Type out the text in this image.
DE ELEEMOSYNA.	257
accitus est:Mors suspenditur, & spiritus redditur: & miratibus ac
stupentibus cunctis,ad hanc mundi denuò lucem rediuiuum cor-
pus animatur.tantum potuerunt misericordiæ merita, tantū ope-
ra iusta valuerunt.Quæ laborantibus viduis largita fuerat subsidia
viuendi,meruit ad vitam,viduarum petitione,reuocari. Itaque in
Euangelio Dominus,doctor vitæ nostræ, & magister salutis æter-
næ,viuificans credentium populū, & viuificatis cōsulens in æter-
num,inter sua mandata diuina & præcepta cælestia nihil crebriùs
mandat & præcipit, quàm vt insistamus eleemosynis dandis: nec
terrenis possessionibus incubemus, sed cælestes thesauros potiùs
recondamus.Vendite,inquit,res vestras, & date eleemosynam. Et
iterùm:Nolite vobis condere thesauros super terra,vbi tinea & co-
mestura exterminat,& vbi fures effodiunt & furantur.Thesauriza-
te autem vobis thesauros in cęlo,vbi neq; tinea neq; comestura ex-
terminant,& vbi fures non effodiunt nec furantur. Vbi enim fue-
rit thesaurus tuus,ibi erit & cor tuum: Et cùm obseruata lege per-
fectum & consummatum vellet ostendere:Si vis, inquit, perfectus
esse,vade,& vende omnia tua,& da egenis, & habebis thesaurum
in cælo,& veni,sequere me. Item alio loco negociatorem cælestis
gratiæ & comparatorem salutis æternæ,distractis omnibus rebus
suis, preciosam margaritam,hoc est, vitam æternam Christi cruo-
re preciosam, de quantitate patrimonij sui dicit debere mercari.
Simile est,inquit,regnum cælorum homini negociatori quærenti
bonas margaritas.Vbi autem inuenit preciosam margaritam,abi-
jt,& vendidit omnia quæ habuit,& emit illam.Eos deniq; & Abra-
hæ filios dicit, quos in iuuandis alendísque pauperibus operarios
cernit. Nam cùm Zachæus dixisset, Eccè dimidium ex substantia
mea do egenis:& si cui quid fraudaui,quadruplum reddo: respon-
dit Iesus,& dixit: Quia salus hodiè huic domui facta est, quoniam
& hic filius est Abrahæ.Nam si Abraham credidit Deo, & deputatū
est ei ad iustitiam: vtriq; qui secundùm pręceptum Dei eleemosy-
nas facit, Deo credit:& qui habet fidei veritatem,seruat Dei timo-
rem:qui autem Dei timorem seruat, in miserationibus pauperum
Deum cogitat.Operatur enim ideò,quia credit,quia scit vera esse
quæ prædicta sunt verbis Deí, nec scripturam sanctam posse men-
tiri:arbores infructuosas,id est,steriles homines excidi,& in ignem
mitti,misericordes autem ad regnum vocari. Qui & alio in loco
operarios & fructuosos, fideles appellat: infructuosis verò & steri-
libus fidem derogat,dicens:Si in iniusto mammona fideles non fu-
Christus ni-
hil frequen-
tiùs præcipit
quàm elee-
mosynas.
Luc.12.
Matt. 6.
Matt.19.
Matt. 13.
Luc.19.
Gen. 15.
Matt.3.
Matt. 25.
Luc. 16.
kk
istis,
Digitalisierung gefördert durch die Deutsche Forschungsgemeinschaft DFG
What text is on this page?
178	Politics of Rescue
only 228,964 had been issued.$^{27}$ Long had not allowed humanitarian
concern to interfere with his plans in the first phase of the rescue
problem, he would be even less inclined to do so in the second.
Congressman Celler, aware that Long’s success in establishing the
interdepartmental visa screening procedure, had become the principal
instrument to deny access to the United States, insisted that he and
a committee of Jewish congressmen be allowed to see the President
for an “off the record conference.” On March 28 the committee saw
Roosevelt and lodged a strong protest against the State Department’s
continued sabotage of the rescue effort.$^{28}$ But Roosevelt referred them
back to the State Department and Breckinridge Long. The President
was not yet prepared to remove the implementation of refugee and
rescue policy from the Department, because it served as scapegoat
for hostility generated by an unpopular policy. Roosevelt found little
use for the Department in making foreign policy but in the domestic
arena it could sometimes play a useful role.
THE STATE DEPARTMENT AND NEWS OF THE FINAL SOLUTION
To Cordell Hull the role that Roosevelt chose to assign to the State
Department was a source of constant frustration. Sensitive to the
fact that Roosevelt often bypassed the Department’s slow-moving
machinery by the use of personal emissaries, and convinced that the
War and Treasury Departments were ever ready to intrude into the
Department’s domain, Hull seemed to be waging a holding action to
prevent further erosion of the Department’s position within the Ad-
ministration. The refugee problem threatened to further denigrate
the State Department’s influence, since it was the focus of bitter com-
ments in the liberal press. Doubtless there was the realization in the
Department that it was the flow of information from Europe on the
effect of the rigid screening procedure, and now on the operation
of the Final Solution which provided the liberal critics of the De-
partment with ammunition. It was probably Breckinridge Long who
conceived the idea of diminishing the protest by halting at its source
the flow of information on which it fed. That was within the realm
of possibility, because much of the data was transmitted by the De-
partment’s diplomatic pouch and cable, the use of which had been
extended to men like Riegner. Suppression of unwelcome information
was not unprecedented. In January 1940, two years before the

> _Exercise description_: Output each entry precisely as given.

> _Solution to the problem_:
Type out the text in this image.
DE ELEEMOSYNA.	257
accitus est:Mors suspenditur, & spiritus redditur: & miratibus ac
stupentibus cunctis,ad hanc mundi denuò lucem rediuiuum cor-
pus animatur.tantum potuerunt misericordiæ merita, tantū ope-
ra iusta valuerunt.Quæ laborantibus viduis largita fuerat subsidia
viuendi,meruit ad vitam,viduarum petitione,reuocari. Itaque in
Euangelio Dominus,doctor vitæ nostræ, & magister salutis æter-
næ,viuificans credentium populū, & viuificatis cōsulens in æter-
num,inter sua mandata diuina & præcepta cælestia nihil crebriùs
mandat & præcipit, quàm vt insistamus eleemosynis dandis: nec
terrenis possessionibus incubemus, sed cælestes thesauros potiùs
recondamus.Vendite,inquit,res vestras, & date eleemosynam. Et
iterùm:Nolite vobis condere thesauros super terra,vbi tinea & co-
mestura exterminat,& vbi fures effodiunt & furantur.Thesauriza-
te autem vobis thesauros in cęlo,vbi neq; tinea neq; comestura ex-
terminant,& vbi fures non effodiunt nec furantur. Vbi enim fue-
rit thesaurus tuus,ibi erit & cor tuum: Et cùm obseruata lege per-
fectum & consummatum vellet ostendere:Si vis, inquit, perfectus
esse,vade,& vende omnia tua,& da egenis, & habebis thesaurum
in cælo,& veni,sequere me. Item alio loco negociatorem cælestis
gratiæ & comparatorem salutis æternæ,distractis omnibus rebus
suis, preciosam margaritam,hoc est, vitam æternam Christi cruo-
re preciosam, de quantitate patrimonij sui dicit debere mercari.
Simile est,inquit,regnum cælorum homini negociatori quærenti
bonas margaritas.Vbi autem inuenit preciosam margaritam,abi-
jt,& vendidit omnia quæ habuit,& emit illam.Eos deniq; & Abra-
hæ filios dicit, quos in iuuandis alendísque pauperibus operarios
cernit. Nam cùm Zachæus dixisset, Eccè dimidium ex substantia
mea do egenis:& si cui quid fraudaui,quadruplum reddo: respon-
dit Iesus,& dixit: Quia salus hodiè huic domui facta est, quoniam
& hic filius est Abrahæ.Nam si Abraham credidit Deo, & deputatū
est ei ad iustitiam: vtriq; qui secundùm pręceptum Dei eleemosy-
nas facit, Deo credit:& qui habet fidei veritatem,seruat Dei timo-
rem:qui autem Dei timorem seruat, in miserationibus pauperum
Deum cogitat.Operatur enim ideò,quia credit,quia scit vera esse
quæ prædicta sunt verbis Deí, nec scripturam sanctam posse men-
tiri:arbores infructuosas,id est,steriles homines excidi,& in ignem
mitti,misericordes autem ad regnum vocari. Qui & alio in loco
operarios & fructuosos, fideles appellat: infructuosis verò & steri-
libus fidem derogat,dicens:Si in iniusto mammona fideles non fu-
Christus ni-
hil frequen-
tiùs præcipit
quàm elee-
mosynas.
Luc.12.
Matt. 6.
Matt.19.
Matt. 13.
Luc.19.
Gen. 15.
Matt.3.
Matt. 25.
Luc. 16.
kk
istis,
Digitalisierung gefördert durch die Deutsche Forschungsgemeinschaft DFG
What text is on this page?
178	Politics of Rescue
only 228,964 had been issued.$^{27}$ Long had not allowed humanitarian
concern to interfere with his plans in the first phase of the rescue
problem, he would be even less inclined to do so in the second.
Congressman Celler, aware that Long’s success in establishing the
interdepartmental visa screening procedure, had become the principal
instrument to deny access to the United States, insisted that he and
a committee of Jewish congressmen be allowed to see the President
for an “off the record conference.” On March 28 the committee saw
Roosevelt and lodged a strong protest against the State Department’s
continued sabotage of the rescue effort.$^{28}$ But Roosevelt referred them
back to the State Department and Breckinridge Long. The President
was not yet prepared to remove the implementation of refugee and
rescue policy from the Department, because it served as scapegoat
for hostility generated by an unpopular policy. Roosevelt found little
use for the Department in making foreign policy but in the domestic
arena it could sometimes play a useful role.
THE STATE DEPARTMENT AND NEWS OF THE FINAL SOLUTION
To Cordell Hull the role that Roosevelt chose to assign to the State
Department was a source of constant frustration. Sensitive to the
fact that Roosevelt often bypassed the Department’s slow-moving
machinery by the use of personal emissaries, and convinced that the
War and Treasury Departments were ever ready to intrude into the
Department’s domain, Hull seemed to be waging a holding action to
prevent further erosion of the Department’s position within the Ad-
ministration. The refugee problem threatened to further denigrate
the State Department’s influence, since it was the focus of bitter com-
ments in the liberal press. Doubtless there was the realization in the
Department that it was the flow of information from Europe on the
effect of the rigid screening procedure, and now on the operation
of the Final Solution which provided the liberal critics of the De-
partment with ammunition. It was probably Breckinridge Long who
conceived the idea of diminishing the protest by halting at its source
the flow of information on which it fed. That was within the realm
of possibility, because much of the data was transmitted by the De-
partment’s diplomatic pouch and cable, the use of which had been
extended to men like Riegner. Suppression of unwelcome information
was not unprecedented. In January 1940, two years before the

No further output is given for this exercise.